[START OF Dataset records]
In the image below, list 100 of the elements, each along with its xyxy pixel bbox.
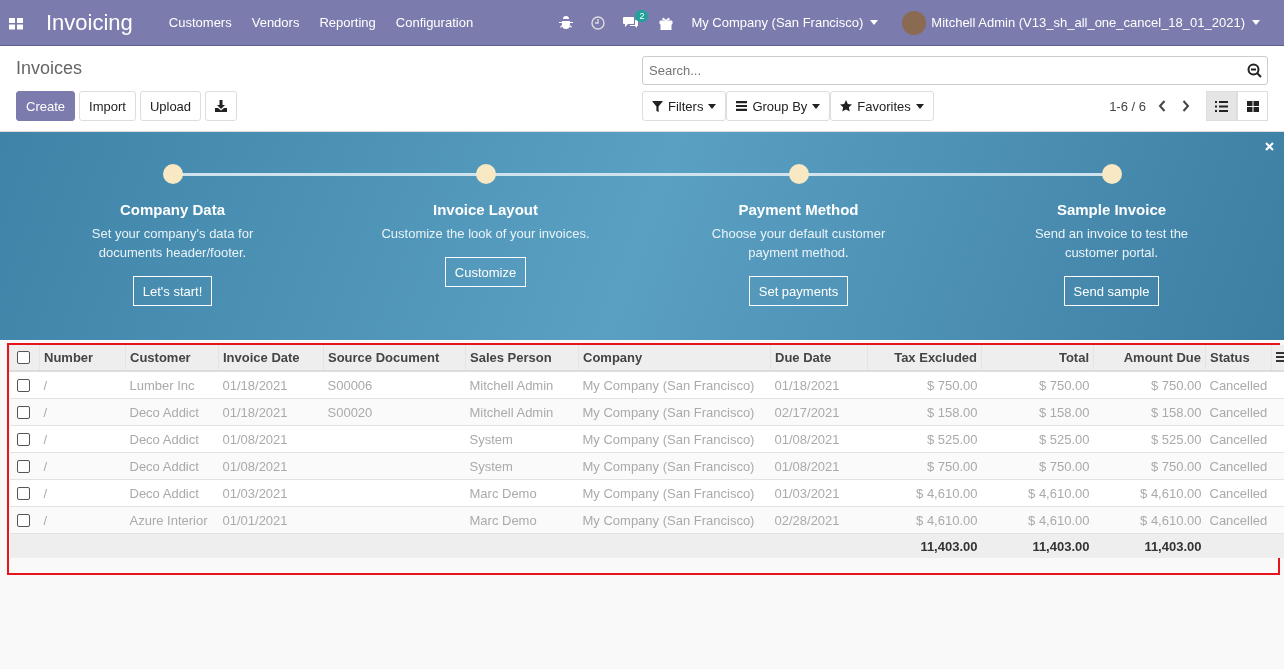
table-cell: Cancelled — [1209, 485, 1268, 501]
table-cell: Mitchell Admin — [469, 404, 554, 420]
grid-view-icon — [1246, 100, 1259, 112]
row-checkbox[interactable] — [16, 486, 30, 500]
app-title: Invoicing — [46, 9, 133, 36]
column-header[interactable]: Source Document — [323, 345, 466, 371]
table-cell: $ 4,610.00 — [1028, 512, 1090, 528]
column-options-icon[interactable] — [1276, 352, 1284, 362]
action-button[interactable]: Create — [16, 91, 76, 121]
table-cell: Deco Addict — [129, 458, 199, 474]
step-title: Payment Method — [738, 201, 859, 218]
pager-text: 1-6 / 6 — [1109, 98, 1146, 114]
search-field[interactable]: Search... — [642, 56, 1268, 85]
user-menu[interactable]: Mitchell Admin (V13_sh_all_one_cancel_18_01_2021) — [931, 15, 1260, 30]
nav-menu-item[interactable]: Vendors — [251, 15, 300, 30]
step-button[interactable]: Send sample — [1063, 276, 1160, 306]
download-icon — [215, 100, 228, 112]
table-cell: $ 750.00 — [1150, 458, 1202, 474]
nav-menu-item[interactable]: Customers — [168, 15, 232, 30]
column-header[interactable]: Total — [981, 345, 1094, 371]
total-cell: 11,403.00 — [1032, 538, 1090, 554]
table-cell: $ 750.00 — [926, 377, 978, 393]
table-cell: $ 158.00 — [926, 404, 978, 420]
table-cell: $ 4,610.00 — [1140, 512, 1202, 528]
search-option-dropdown[interactable]: Filters — [642, 91, 727, 121]
column-header[interactable]: Invoice Date — [218, 345, 324, 371]
table-cell: 01/08/2021 — [774, 431, 840, 447]
table-cell: / — [43, 458, 48, 474]
search-option-dropdown[interactable]: Group By — [726, 91, 831, 121]
table-cell: 01/03/2021 — [222, 485, 288, 501]
table-cell: My Company (San Francisco) — [582, 404, 755, 420]
row-checkbox[interactable] — [16, 432, 30, 446]
table-cell: / — [43, 512, 48, 528]
column-header[interactable]: Due Date — [770, 345, 868, 371]
table-cell: Azure Interior — [129, 512, 208, 528]
table-cell: $ 4,610.00 — [916, 512, 978, 528]
nav-menu-item[interactable]: Configuration — [395, 15, 474, 30]
table-cell: $ 158.00 — [1038, 404, 1090, 420]
table-cell: 01/18/2021 — [774, 377, 840, 393]
caret-icon — [1252, 20, 1260, 25]
table-cell: 01/01/2021 — [222, 512, 288, 528]
table-cell: Cancelled — [1209, 377, 1268, 393]
step-description: Set your company's data for documents header/footer. — [91, 225, 254, 262]
action-button[interactable]: Import — [79, 91, 136, 121]
table-cell: System — [469, 431, 513, 447]
column-header[interactable]: Status — [1205, 345, 1272, 371]
column-header[interactable]: Customer — [125, 345, 219, 371]
page-title: Invoices — [16, 58, 84, 80]
step-title: Sample Invoice — [1056, 201, 1167, 218]
table-cell: 02/28/2021 — [774, 512, 840, 528]
table-cell: $ 750.00 — [926, 458, 978, 474]
table-cell: Cancelled — [1209, 458, 1268, 474]
bug-icon[interactable] — [559, 15, 574, 30]
table-cell: Marc Demo — [469, 512, 537, 528]
row-checkbox[interactable] — [16, 459, 30, 473]
list-lines-icon — [736, 101, 748, 111]
select-all-checkbox[interactable] — [17, 351, 30, 364]
column-header[interactable]: Number — [39, 345, 126, 371]
table-cell: 01/08/2021 — [774, 458, 840, 474]
message-count-badge: 2 — [635, 10, 649, 22]
step-button[interactable]: Let's start! — [132, 276, 213, 306]
chevron-right-icon[interactable] — [1182, 100, 1190, 112]
table-cell: 01/18/2021 — [222, 404, 288, 420]
user-avatar — [902, 10, 927, 35]
company-switcher[interactable]: My Company (San Francisco) — [691, 15, 879, 30]
table-cell: $ 525.00 — [1150, 431, 1202, 447]
step-title: Company Data — [120, 201, 225, 218]
close-icon[interactable] — [1265, 142, 1274, 151]
search-icon[interactable] — [1247, 63, 1262, 78]
action-button[interactable]: Upload — [139, 91, 202, 121]
table-cell: Deco Addict — [129, 404, 199, 420]
nav-menu-item[interactable]: Reporting — [319, 15, 376, 30]
table-cell: $ 750.00 — [1038, 377, 1090, 393]
caret-icon — [812, 103, 821, 109]
download-button[interactable] — [205, 91, 238, 121]
column-header[interactable]: Company — [578, 345, 771, 371]
table-cell: S00020 — [327, 404, 373, 420]
table-cell: Deco Addict — [129, 485, 199, 501]
table-cell: / — [43, 431, 48, 447]
chat-icon[interactable] — [623, 16, 640, 29]
clock-icon[interactable] — [591, 15, 606, 30]
table-cell: $ 525.00 — [926, 431, 978, 447]
chevron-left-icon[interactable] — [1158, 100, 1166, 112]
column-header[interactable]: Sales Person — [465, 345, 579, 371]
view-switch-button[interactable] — [1237, 91, 1268, 121]
column-header[interactable]: Amount Due — [1093, 345, 1206, 371]
search-option-dropdown[interactable]: Favorites — [830, 91, 934, 121]
table-cell: My Company (San Francisco) — [582, 431, 755, 447]
table-cell: Marc Demo — [469, 485, 537, 501]
table-cell: / — [43, 377, 48, 393]
row-checkbox[interactable] — [16, 378, 30, 392]
column-header[interactable]: Tax Excluded — [867, 345, 982, 371]
view-switch-button[interactable] — [1206, 91, 1237, 121]
table-cell: 02/17/2021 — [774, 404, 840, 420]
table-cell: 01/08/2021 — [222, 458, 288, 474]
row-checkbox[interactable] — [16, 405, 30, 419]
gift-icon[interactable] — [659, 15, 674, 30]
table-cell: 01/03/2021 — [774, 485, 840, 501]
star-icon — [840, 100, 853, 112]
row-checkbox[interactable] — [16, 513, 30, 527]
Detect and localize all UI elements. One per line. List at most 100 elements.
[END OF Dataset records]
Reproduce the items above line for line, keeping every character unchanged but leaving out the pictures.

* [Response to the task]
In the image below, list 100 of the elements, each along with its xyxy pixel bbox.
table-cell: Cancelled — [1209, 485, 1268, 501]
table-cell: Mitchell Admin — [469, 404, 554, 420]
grid-view-icon — [1246, 100, 1259, 112]
row-checkbox[interactable] — [16, 486, 30, 500]
app-title: Invoicing — [46, 9, 133, 36]
column-header[interactable]: Source Document — [323, 345, 466, 371]
table-cell: $ 4,610.00 — [1028, 512, 1090, 528]
column-options-icon[interactable] — [1276, 352, 1284, 362]
action-button[interactable]: Create — [16, 91, 76, 121]
table-cell: Deco Addict — [129, 458, 199, 474]
step-title: Payment Method — [738, 201, 859, 218]
pager-text: 1-6 / 6 — [1109, 98, 1146, 114]
search-field[interactable]: Search... — [642, 56, 1268, 85]
user-menu[interactable]: Mitchell Admin (V13_sh_all_one_cancel_18_01_2021) — [931, 15, 1260, 30]
nav-menu-item[interactable]: Vendors — [251, 15, 300, 30]
step-button[interactable]: Send sample — [1063, 276, 1160, 306]
download-icon — [215, 100, 228, 112]
table-cell: $ 750.00 — [1150, 458, 1202, 474]
nav-menu-item[interactable]: Customers — [168, 15, 232, 30]
column-header[interactable]: Total — [981, 345, 1094, 371]
total-cell: 11,403.00 — [1032, 538, 1090, 554]
table-cell: $ 750.00 — [926, 377, 978, 393]
table-cell: $ 158.00 — [926, 404, 978, 420]
table-cell: $ 4,610.00 — [1140, 512, 1202, 528]
search-option-dropdown[interactable]: Filters — [642, 91, 727, 121]
column-header[interactable]: Invoice Date — [218, 345, 324, 371]
table-cell: 01/08/2021 — [774, 431, 840, 447]
table-cell: / — [43, 458, 48, 474]
search-option-dropdown[interactable]: Group By — [726, 91, 831, 121]
table-cell: 01/03/2021 — [222, 485, 288, 501]
table-cell: My Company (San Francisco) — [582, 404, 755, 420]
row-checkbox[interactable] — [16, 432, 30, 446]
table-cell: / — [43, 512, 48, 528]
column-header[interactable]: Due Date — [770, 345, 868, 371]
table-cell: Azure Interior — [129, 512, 208, 528]
table-cell: $ 4,610.00 — [916, 512, 978, 528]
nav-menu-item[interactable]: Configuration — [395, 15, 474, 30]
table-cell: $ 158.00 — [1038, 404, 1090, 420]
table-cell: 01/18/2021 — [774, 377, 840, 393]
caret-icon — [1252, 20, 1260, 25]
table-cell: 01/01/2021 — [222, 512, 288, 528]
table-cell: Cancelled — [1209, 377, 1268, 393]
step-description: Set your company's data for documents header/footer. — [91, 225, 254, 262]
action-button[interactable]: Import — [79, 91, 136, 121]
table-cell: System — [469, 431, 513, 447]
column-header[interactable]: Status — [1205, 345, 1272, 371]
column-header[interactable]: Customer — [125, 345, 219, 371]
page-title: Invoices — [16, 58, 84, 80]
step-title: Sample Invoice — [1056, 201, 1167, 218]
table-cell: 02/28/2021 — [774, 512, 840, 528]
table-cell: $ 750.00 — [926, 458, 978, 474]
table-cell: Cancelled — [1209, 458, 1268, 474]
bug-icon[interactable] — [559, 15, 574, 30]
table-cell: Marc Demo — [469, 512, 537, 528]
row-checkbox[interactable] — [16, 459, 30, 473]
list-lines-icon — [736, 101, 748, 111]
select-all-checkbox[interactable] — [17, 351, 30, 364]
column-header[interactable]: Number — [39, 345, 126, 371]
table-cell: 01/08/2021 — [774, 458, 840, 474]
message-count-badge: 2 — [635, 10, 649, 22]
step-button[interactable]: Let's start! — [132, 276, 213, 306]
chevron-right-icon[interactable] — [1182, 100, 1190, 112]
table-cell: 01/18/2021 — [222, 404, 288, 420]
user-avatar — [902, 10, 927, 35]
company-switcher[interactable]: My Company (San Francisco) — [691, 15, 879, 30]
table-cell: $ 525.00 — [1150, 431, 1202, 447]
step-title: Company Data — [120, 201, 225, 218]
close-icon[interactable] — [1265, 142, 1274, 151]
search-icon[interactable] — [1247, 63, 1262, 78]
action-button[interactable]: Upload — [139, 91, 202, 121]
table-cell: Deco Addict — [129, 404, 199, 420]
nav-menu-item[interactable]: Reporting — [319, 15, 376, 30]
table-cell: $ 750.00 — [1038, 377, 1090, 393]
caret-icon — [812, 103, 821, 109]
download-button[interactable] — [205, 91, 238, 121]
column-header[interactable]: Company — [578, 345, 771, 371]
table-cell: S00020 — [327, 404, 373, 420]
table-cell: Deco Addict — [129, 485, 199, 501]
table-cell: / — [43, 431, 48, 447]
chat-icon[interactable] — [623, 16, 640, 29]
clock-icon[interactable] — [591, 15, 606, 30]
table-cell: $ 525.00 — [926, 431, 978, 447]
chevron-left-icon[interactable] — [1158, 100, 1166, 112]
column-header[interactable]: Sales Person — [465, 345, 579, 371]
view-switch-button[interactable] — [1237, 91, 1268, 121]
column-header[interactable]: Amount Due — [1093, 345, 1206, 371]
search-option-dropdown[interactable]: Favorites — [830, 91, 934, 121]
table-cell: My Company (San Francisco) — [582, 431, 755, 447]
table-cell: Marc Demo — [469, 485, 537, 501]
table-cell: / — [43, 377, 48, 393]
row-checkbox[interactable] — [16, 378, 30, 392]
column-header[interactable]: Tax Excluded — [867, 345, 982, 371]
view-switch-button[interactable] — [1206, 91, 1237, 121]
table-cell: 02/17/2021 — [774, 404, 840, 420]
table-cell: 01/08/2021 — [222, 458, 288, 474]
row-checkbox[interactable] — [16, 405, 30, 419]
gift-icon[interactable] — [659, 15, 674, 30]
table-cell: 01/03/2021 — [774, 485, 840, 501]
star-icon — [840, 100, 853, 112]
row-checkbox[interactable] — [16, 513, 30, 527]
Detect and localize all UI elements. One per line. List at most 100 elements.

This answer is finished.